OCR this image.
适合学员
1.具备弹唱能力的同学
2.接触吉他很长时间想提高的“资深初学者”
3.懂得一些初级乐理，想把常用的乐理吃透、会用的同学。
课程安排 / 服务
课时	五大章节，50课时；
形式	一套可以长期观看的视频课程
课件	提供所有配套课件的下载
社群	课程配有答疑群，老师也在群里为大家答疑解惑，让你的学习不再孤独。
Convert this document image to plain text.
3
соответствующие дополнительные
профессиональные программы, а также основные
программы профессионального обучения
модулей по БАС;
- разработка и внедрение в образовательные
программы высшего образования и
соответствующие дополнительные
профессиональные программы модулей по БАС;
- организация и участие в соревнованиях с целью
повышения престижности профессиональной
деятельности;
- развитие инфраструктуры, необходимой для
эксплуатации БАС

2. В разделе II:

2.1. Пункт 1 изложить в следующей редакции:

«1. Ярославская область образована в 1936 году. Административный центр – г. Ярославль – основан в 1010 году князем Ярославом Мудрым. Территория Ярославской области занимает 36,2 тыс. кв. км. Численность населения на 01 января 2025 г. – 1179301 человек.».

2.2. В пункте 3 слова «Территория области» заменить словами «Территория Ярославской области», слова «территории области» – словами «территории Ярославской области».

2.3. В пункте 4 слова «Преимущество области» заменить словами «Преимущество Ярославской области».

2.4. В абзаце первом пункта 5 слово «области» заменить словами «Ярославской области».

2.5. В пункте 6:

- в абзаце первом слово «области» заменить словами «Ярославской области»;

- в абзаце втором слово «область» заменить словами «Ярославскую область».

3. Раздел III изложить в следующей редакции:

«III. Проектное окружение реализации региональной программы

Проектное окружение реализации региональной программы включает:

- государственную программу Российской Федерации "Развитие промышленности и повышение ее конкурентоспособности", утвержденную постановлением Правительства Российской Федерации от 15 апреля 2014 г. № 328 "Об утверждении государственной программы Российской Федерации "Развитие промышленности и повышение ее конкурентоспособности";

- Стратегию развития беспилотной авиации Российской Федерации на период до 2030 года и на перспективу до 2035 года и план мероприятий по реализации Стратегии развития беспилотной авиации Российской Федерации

▸ **Aim**
Check every line of the data, and copy the ones that contain "абзаце".

▸ **Solution to this problem**
2.4. В абзаце первом пункта 5 слово «области» заменить словами «Ярославской области».
- в абзаце первом слово «области» заменить словами «Ярославской области»;
- в абзаце втором слово «область» заменить словами «Ярославскую область».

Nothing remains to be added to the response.